* [What is needed]
Reproduce the material in full, unchanged.

* [Record excerpts]
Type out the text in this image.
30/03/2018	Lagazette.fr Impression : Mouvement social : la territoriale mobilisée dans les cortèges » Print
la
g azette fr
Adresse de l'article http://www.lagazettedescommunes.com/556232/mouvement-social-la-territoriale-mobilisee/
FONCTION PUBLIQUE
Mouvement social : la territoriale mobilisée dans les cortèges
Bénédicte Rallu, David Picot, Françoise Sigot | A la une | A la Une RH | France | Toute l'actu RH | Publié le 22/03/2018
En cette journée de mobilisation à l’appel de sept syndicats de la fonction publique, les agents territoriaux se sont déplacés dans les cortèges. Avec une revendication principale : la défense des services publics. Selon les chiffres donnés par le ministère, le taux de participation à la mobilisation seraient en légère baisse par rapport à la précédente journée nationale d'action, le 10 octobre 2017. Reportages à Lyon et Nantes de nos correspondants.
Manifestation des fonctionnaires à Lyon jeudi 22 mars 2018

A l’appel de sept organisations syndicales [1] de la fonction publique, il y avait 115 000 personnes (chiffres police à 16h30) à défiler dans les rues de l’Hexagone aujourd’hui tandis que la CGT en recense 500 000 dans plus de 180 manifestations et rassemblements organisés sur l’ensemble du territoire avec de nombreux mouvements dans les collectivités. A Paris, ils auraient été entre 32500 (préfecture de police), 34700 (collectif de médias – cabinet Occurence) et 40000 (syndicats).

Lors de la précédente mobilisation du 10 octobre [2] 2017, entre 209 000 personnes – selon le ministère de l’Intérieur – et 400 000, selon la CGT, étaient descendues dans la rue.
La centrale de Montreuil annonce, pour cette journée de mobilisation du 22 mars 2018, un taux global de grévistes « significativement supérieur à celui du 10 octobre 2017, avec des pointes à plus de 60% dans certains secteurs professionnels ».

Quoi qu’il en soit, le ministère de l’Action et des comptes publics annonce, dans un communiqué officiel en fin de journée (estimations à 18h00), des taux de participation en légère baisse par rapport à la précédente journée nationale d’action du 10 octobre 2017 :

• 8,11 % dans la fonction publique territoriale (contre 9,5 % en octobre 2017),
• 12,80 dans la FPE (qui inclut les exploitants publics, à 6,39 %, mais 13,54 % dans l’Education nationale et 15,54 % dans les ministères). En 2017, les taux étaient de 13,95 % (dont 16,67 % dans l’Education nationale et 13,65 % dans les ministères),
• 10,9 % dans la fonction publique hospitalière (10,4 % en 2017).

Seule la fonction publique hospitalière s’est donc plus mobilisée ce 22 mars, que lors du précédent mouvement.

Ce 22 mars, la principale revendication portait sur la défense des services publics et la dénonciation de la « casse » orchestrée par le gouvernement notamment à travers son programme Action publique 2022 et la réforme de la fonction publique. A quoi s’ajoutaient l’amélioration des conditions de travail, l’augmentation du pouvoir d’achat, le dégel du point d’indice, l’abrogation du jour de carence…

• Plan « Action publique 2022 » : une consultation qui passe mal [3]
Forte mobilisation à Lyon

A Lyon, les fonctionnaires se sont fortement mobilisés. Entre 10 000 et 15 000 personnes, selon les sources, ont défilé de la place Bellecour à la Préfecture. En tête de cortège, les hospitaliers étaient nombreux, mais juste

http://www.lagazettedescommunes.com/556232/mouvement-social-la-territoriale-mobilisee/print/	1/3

* [Exercise output]
Type out the text in this image.
30/03/2018	Lagazette.fr Impression : Mouvement social : la territoriale mobilisée dans les cortèges » Print
la
g azette fr
Adresse de l'article http://www.lagazettedescommunes.com/556232/mouvement-social-la-territoriale-mobilisee/
FONCTION PUBLIQUE
Mouvement social : la territoriale mobilisée dans les cortèges
Bénédicte Rallu, David Picot, Françoise Sigot | A la une | A la Une RH | France | Toute l'actu RH | Publié le 22/03/2018
En cette journée de mobilisation à l’appel de sept syndicats de la fonction publique, les agents territoriaux se sont déplacés dans les cortèges. Avec une revendication principale : la défense des services publics. Selon les chiffres donnés par le ministère, le taux de participation à la mobilisation seraient en légère baisse par rapport à la précédente journée nationale d'action, le 10 octobre 2017. Reportages à Lyon et Nantes de nos correspondants.
Manifestation des fonctionnaires à Lyon jeudi 22 mars 2018

A l’appel de sept organisations syndicales [1] de la fonction publique, il y avait 115 000 personnes (chiffres police à 16h30) à défiler dans les rues de l’Hexagone aujourd’hui tandis que la CGT en recense 500 000 dans plus de 180 manifestations et rassemblements organisés sur l’ensemble du territoire avec de nombreux mouvements dans les collectivités. A Paris, ils auraient été entre 32500 (préfecture de police), 34700 (collectif de médias – cabinet Occurence) et 40000 (syndicats).

Lors de la précédente mobilisation du 10 octobre [2] 2017, entre 209 000 personnes – selon le ministère de l’Intérieur – et 400 000, selon la CGT, étaient descendues dans la rue.
La centrale de Montreuil annonce, pour cette journée de mobilisation du 22 mars 2018, un taux global de grévistes « significativement supérieur à celui du 10 octobre 2017, avec des pointes à plus de 60% dans certains secteurs professionnels ».

Quoi qu’il en soit, le ministère de l’Action et des comptes publics annonce, dans un communiqué officiel en fin de journée (estimations à 18h00), des taux de participation en légère baisse par rapport à la précédente journée nationale d’action du 10 octobre 2017 :

• 8,11 % dans la fonction publique territoriale (contre 9,5 % en octobre 2017),
• 12,80 dans la FPE (qui inclut les exploitants publics, à 6,39 %, mais 13,54 % dans l’Education nationale et 15,54 % dans les ministères). En 2017, les taux étaient de 13,95 % (dont 16,67 % dans l’Education nationale et 13,65 % dans les ministères),
• 10,9 % dans la fonction publique hospitalière (10,4 % en 2017).

Seule la fonction publique hospitalière s’est donc plus mobilisée ce 22 mars, que lors du précédent mouvement.

Ce 22 mars, la principale revendication portait sur la défense des services publics et la dénonciation de la « casse » orchestrée par le gouvernement notamment à travers son programme Action publique 2022 et la réforme de la fonction publique. A quoi s’ajoutaient l’amélioration des conditions de travail, l’augmentation du pouvoir d’achat, le dégel du point d’indice, l’abrogation du jour de carence…

• Plan « Action publique 2022 » : une consultation qui passe mal [3]
Forte mobilisation à Lyon

A Lyon, les fonctionnaires se sont fortement mobilisés. Entre 10 000 et 15 000 personnes, selon les sources, ont défilé de la place Bellecour à la Préfecture. En tête de cortège, les hospitaliers étaient nombreux, mais juste

http://www.lagazettedescommunes.com/556232/mouvement-social-la-territoriale-mobilisee/print/	1/3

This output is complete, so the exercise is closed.